Records -
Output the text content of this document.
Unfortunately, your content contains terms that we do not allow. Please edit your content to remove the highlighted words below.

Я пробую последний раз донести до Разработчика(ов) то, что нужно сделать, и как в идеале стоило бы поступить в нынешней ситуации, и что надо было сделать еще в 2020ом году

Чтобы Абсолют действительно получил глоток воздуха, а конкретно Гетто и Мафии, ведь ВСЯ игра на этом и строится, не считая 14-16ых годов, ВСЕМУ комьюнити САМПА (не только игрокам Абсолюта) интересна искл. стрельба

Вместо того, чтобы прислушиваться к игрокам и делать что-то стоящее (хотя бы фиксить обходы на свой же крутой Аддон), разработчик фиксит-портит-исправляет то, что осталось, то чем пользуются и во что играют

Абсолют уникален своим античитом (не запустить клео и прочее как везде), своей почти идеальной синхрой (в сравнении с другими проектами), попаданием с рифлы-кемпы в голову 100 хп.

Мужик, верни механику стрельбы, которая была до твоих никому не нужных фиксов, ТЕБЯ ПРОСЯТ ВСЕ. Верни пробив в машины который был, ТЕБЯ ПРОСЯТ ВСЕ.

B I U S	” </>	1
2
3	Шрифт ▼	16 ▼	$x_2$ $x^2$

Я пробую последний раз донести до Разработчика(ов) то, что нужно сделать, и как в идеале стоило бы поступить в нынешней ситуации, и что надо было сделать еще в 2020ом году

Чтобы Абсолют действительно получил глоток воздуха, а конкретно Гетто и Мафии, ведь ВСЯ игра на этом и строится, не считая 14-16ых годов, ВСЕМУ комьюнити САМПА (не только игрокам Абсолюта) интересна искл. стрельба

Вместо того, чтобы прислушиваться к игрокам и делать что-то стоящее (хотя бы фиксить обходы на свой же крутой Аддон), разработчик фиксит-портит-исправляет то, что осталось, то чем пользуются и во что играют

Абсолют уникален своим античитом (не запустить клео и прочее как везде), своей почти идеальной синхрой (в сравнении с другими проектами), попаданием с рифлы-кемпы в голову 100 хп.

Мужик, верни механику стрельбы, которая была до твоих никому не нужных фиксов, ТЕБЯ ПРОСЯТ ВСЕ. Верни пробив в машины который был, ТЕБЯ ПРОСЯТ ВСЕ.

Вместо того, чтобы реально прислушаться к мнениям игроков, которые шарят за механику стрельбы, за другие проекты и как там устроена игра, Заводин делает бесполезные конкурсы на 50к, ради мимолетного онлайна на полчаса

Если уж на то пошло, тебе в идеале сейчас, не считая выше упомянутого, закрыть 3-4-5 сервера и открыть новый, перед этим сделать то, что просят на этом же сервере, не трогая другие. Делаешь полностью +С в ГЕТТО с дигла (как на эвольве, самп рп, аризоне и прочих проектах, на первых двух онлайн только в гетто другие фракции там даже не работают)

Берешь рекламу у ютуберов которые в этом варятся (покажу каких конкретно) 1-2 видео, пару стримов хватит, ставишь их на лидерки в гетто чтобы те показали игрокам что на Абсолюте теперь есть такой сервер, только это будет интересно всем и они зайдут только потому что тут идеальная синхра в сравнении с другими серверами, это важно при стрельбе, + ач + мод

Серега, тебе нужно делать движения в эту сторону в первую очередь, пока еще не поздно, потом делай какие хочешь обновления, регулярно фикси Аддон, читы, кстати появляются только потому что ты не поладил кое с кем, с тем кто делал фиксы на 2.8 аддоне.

What to do -
Set down every record above exactly as given.

Task output -
Output the text content of this document.
Unfortunately, your content contains terms that we do not allow. Please edit your content to remove the highlighted words below.

Я пробую последний раз донести до Разработчика(ов) то, что нужно сделать, и как в идеале стоило бы поступить в нынешней ситуации, и что надо было сделать еще в 2020ом году

Чтобы Абсолют действительно получил глоток воздуха, а конкретно Гетто и Мафии, ведь ВСЯ игра на этом и строится, не считая 14-16ых годов, ВСЕМУ комьюнити САМПА (не только игрокам Абсолюта) интересна искл. стрельба

Вместо того, чтобы прислушиваться к игрокам и делать что-то стоящее (хотя бы фиксить обходы на свой же крутой Аддон), разработчик фиксит-портит-исправляет то, что осталось, то чем пользуются и во что играют

Абсолют уникален своим античитом (не запустить клео и прочее как везде), своей почти идеальной синхрой (в сравнении с другими проектами), попаданием с рифлы-кемпы в голову 100 хп.

Мужик, верни механику стрельбы, которая была до твоих никому не нужных фиксов, ТЕБЯ ПРОСЯТ ВСЕ. Верни пробив в машины который был, ТЕБЯ ПРОСЯТ ВСЕ.

B I U S	” </>	1
2
3	Шрифт ▼	16 ▼	$x_2$ $x^2$

Я пробую последний раз донести до Разработчика(ов) то, что нужно сделать, и как в идеале стоило бы поступить в нынешней ситуации, и что надо было сделать еще в 2020ом году

Чтобы Абсолют действительно получил глоток воздуха, а конкретно Гетто и Мафии, ведь ВСЯ игра на этом и строится, не считая 14-16ых годов, ВСЕМУ комьюнити САМПА (не только игрокам Абсолюта) интересна искл. стрельба

Вместо того, чтобы прислушиваться к игрокам и делать что-то стоящее (хотя бы фиксить обходы на свой же крутой Аддон), разработчик фиксит-портит-исправляет то, что осталось, то чем пользуются и во что играют

Абсолют уникален своим античитом (не запустить клео и прочее как везде), своей почти идеальной синхрой (в сравнении с другими проектами), попаданием с рифлы-кемпы в голову 100 хп.

Мужик, верни механику стрельбы, которая была до твоих никому не нужных фиксов, ТЕБЯ ПРОСЯТ ВСЕ. Верни пробив в машины который был, ТЕБЯ ПРОСЯТ ВСЕ.

Вместо того, чтобы реально прислушаться к мнениям игроков, которые шарят за механику стрельбы, за другие проекты и как там устроена игра, Заводин делает бесполезные конкурсы на 50к, ради мимолетного онлайна на полчаса

Если уж на то пошло, тебе в идеале сейчас, не считая выше упомянутого, закрыть 3-4-5 сервера и открыть новый, перед этим сделать то, что просят на этом же сервере, не трогая другие. Делаешь полностью +С в ГЕТТО с дигла (как на эвольве, самп рп, аризоне и прочих проектах, на первых двух онлайн только в гетто другие фракции там даже не работают)

Берешь рекламу у ютуберов которые в этом варятся (покажу каких конкретно) 1-2 видео, пару стримов хватит, ставишь их на лидерки в гетто чтобы те показали игрокам что на Абсолюте теперь есть такой сервер, только это будет интересно всем и они зайдут только потому что тут идеальная синхра в сравнении с другими серверами, это важно при стрельбе, + ач + мод

Серега, тебе нужно делать движения в эту сторону в первую очередь, пока еще не поздно, потом делай какие хочешь обновления, регулярно фикси Аддон, читы, кстати появляются только потому что ты не поладил кое с кем, с тем кто делал фиксы на 2.8 аддоне.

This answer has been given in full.